Items from a data source
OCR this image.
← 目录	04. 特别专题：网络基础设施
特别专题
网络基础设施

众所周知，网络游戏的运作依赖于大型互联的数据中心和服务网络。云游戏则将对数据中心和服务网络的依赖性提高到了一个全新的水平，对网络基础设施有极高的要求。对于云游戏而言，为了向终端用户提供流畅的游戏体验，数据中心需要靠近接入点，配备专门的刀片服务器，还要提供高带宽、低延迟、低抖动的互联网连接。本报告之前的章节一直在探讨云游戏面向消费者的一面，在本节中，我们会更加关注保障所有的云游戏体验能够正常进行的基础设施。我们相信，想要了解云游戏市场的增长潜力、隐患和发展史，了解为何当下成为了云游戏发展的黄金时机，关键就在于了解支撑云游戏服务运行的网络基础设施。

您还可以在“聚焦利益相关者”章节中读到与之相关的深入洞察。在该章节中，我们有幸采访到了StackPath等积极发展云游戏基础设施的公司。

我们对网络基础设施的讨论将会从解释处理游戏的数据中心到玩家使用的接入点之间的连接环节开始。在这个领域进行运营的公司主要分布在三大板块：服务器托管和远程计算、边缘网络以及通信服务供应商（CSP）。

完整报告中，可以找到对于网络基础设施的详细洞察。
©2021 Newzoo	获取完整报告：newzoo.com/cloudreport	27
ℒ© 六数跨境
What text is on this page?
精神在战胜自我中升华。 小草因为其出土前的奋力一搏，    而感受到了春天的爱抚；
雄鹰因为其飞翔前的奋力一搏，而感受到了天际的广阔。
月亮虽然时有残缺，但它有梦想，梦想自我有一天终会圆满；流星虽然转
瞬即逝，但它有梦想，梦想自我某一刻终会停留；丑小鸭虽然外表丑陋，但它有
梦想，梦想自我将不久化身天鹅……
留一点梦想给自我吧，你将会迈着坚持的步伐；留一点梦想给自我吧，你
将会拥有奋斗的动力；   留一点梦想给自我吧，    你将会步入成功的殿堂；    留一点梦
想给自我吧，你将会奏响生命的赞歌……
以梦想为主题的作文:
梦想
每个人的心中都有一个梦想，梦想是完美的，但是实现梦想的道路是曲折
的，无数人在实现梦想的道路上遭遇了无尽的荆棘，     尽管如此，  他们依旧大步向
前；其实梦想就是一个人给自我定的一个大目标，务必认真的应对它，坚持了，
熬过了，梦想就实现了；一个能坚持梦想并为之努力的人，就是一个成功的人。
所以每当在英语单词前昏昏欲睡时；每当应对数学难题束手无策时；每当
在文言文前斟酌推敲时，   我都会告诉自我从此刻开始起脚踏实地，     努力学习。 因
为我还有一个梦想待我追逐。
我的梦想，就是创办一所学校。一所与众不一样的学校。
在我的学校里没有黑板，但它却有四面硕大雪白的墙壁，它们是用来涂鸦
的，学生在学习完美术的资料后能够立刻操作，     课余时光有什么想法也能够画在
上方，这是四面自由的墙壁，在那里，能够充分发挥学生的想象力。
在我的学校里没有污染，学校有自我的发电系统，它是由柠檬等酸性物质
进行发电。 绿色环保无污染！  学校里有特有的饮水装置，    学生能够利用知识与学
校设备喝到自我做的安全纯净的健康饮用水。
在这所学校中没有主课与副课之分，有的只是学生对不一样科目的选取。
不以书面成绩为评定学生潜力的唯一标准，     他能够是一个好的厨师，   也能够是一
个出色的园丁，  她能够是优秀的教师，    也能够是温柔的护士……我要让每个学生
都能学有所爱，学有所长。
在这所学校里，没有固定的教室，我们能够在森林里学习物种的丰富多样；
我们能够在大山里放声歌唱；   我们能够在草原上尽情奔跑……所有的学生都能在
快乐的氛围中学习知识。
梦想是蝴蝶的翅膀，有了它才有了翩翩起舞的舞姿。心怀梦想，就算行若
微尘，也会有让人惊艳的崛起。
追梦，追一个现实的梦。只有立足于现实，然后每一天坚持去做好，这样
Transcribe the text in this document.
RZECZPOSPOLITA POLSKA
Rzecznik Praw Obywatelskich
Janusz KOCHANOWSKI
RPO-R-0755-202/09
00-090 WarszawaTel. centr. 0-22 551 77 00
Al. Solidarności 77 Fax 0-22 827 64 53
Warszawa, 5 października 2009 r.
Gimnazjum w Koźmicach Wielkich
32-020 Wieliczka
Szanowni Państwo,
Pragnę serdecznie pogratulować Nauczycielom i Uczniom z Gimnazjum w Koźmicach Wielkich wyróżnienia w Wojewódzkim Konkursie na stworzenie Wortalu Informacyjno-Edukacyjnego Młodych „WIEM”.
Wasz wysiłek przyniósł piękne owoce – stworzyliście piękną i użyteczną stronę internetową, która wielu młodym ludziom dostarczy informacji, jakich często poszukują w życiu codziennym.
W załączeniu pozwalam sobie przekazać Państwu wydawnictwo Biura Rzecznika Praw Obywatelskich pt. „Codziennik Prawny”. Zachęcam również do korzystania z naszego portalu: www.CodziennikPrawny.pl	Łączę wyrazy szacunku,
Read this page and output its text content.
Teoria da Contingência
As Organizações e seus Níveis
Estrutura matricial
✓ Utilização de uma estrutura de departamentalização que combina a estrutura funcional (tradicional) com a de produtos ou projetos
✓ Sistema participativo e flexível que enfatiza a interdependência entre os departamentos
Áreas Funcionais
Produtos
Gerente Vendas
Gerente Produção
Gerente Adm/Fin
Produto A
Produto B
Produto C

> _Stated goal_
Reproduce the material exactly, with every line intact.

> _Task solution_
OCR this image.
← 目录	04. 特别专题：网络基础设施
特别专题
网络基础设施

众所周知，网络游戏的运作依赖于大型互联的数据中心和服务网络。云游戏则将对数据中心和服务网络的依赖性提高到了一个全新的水平，对网络基础设施有极高的要求。对于云游戏而言，为了向终端用户提供流畅的游戏体验，数据中心需要靠近接入点，配备专门的刀片服务器，还要提供高带宽、低延迟、低抖动的互联网连接。本报告之前的章节一直在探讨云游戏面向消费者的一面，在本节中，我们会更加关注保障所有的云游戏体验能够正常进行的基础设施。我们相信，想要了解云游戏市场的增长潜力、隐患和发展史，了解为何当下成为了云游戏发展的黄金时机，关键就在于了解支撑云游戏服务运行的网络基础设施。

您还可以在“聚焦利益相关者”章节中读到与之相关的深入洞察。在该章节中，我们有幸采访到了StackPath等积极发展云游戏基础设施的公司。

我们对网络基础设施的讨论将会从解释处理游戏的数据中心到玩家使用的接入点之间的连接环节开始。在这个领域进行运营的公司主要分布在三大板块：服务器托管和远程计算、边缘网络以及通信服务供应商（CSP）。

完整报告中，可以找到对于网络基础设施的详细洞察。
©2021 Newzoo	获取完整报告：newzoo.com/cloudreport	27
ℒ© 六数跨境
What text is on this page?
精神在战胜自我中升华。 小草因为其出土前的奋力一搏，    而感受到了春天的爱抚；
雄鹰因为其飞翔前的奋力一搏，而感受到了天际的广阔。
月亮虽然时有残缺，但它有梦想，梦想自我有一天终会圆满；流星虽然转
瞬即逝，但它有梦想，梦想自我某一刻终会停留；丑小鸭虽然外表丑陋，但它有
梦想，梦想自我将不久化身天鹅……
留一点梦想给自我吧，你将会迈着坚持的步伐；留一点梦想给自我吧，你
将会拥有奋斗的动力；   留一点梦想给自我吧，    你将会步入成功的殿堂；    留一点梦
想给自我吧，你将会奏响生命的赞歌……
以梦想为主题的作文:
梦想
每个人的心中都有一个梦想，梦想是完美的，但是实现梦想的道路是曲折
的，无数人在实现梦想的道路上遭遇了无尽的荆棘，     尽管如此，  他们依旧大步向
前；其实梦想就是一个人给自我定的一个大目标，务必认真的应对它，坚持了，
熬过了，梦想就实现了；一个能坚持梦想并为之努力的人，就是一个成功的人。
所以每当在英语单词前昏昏欲睡时；每当应对数学难题束手无策时；每当
在文言文前斟酌推敲时，   我都会告诉自我从此刻开始起脚踏实地，     努力学习。 因
为我还有一个梦想待我追逐。
我的梦想，就是创办一所学校。一所与众不一样的学校。
在我的学校里没有黑板，但它却有四面硕大雪白的墙壁，它们是用来涂鸦
的，学生在学习完美术的资料后能够立刻操作，     课余时光有什么想法也能够画在
上方，这是四面自由的墙壁，在那里，能够充分发挥学生的想象力。
在我的学校里没有污染，学校有自我的发电系统，它是由柠檬等酸性物质
进行发电。 绿色环保无污染！  学校里有特有的饮水装置，    学生能够利用知识与学
校设备喝到自我做的安全纯净的健康饮用水。
在这所学校中没有主课与副课之分，有的只是学生对不一样科目的选取。
不以书面成绩为评定学生潜力的唯一标准，     他能够是一个好的厨师，   也能够是一
个出色的园丁，  她能够是优秀的教师，    也能够是温柔的护士……我要让每个学生
都能学有所爱，学有所长。
在这所学校里，没有固定的教室，我们能够在森林里学习物种的丰富多样；
我们能够在大山里放声歌唱；   我们能够在草原上尽情奔跑……所有的学生都能在
快乐的氛围中学习知识。
梦想是蝴蝶的翅膀，有了它才有了翩翩起舞的舞姿。心怀梦想，就算行若
微尘，也会有让人惊艳的崛起。
追梦，追一个现实的梦。只有立足于现实，然后每一天坚持去做好，这样
Transcribe the text in this document.
RZECZPOSPOLITA POLSKA
Rzecznik Praw Obywatelskich
Janusz KOCHANOWSKI
RPO-R-0755-202/09
00-090 WarszawaTel. centr. 0-22 551 77 00
Al. Solidarności 77 Fax 0-22 827 64 53
Warszawa, 5 października 2009 r.
Gimnazjum w Koźmicach Wielkich
32-020 Wieliczka
Szanowni Państwo,
Pragnę serdecznie pogratulować Nauczycielom i Uczniom z Gimnazjum w Koźmicach Wielkich wyróżnienia w Wojewódzkim Konkursie na stworzenie Wortalu Informacyjno-Edukacyjnego Młodych „WIEM”.
Wasz wysiłek przyniósł piękne owoce – stworzyliście piękną i użyteczną stronę internetową, która wielu młodym ludziom dostarczy informacji, jakich często poszukują w życiu codziennym.
W załączeniu pozwalam sobie przekazać Państwu wydawnictwo Biura Rzecznika Praw Obywatelskich pt. „Codziennik Prawny”. Zachęcam również do korzystania z naszego portalu: www.CodziennikPrawny.pl	Łączę wyrazy szacunku,
Read this page and output its text content.
Teoria da Contingência
As Organizações e seus Níveis
Estrutura matricial
✓ Utilização de uma estrutura de departamentalização que combina a estrutura funcional (tradicional) com a de produtos ou projetos
✓ Sistema participativo e flexível que enfatiza a interdependência entre os departamentos
Áreas Funcionais
Produtos
Gerente Vendas
Gerente Produção
Gerente Adm/Fin
Produto A
Produto B
Produto C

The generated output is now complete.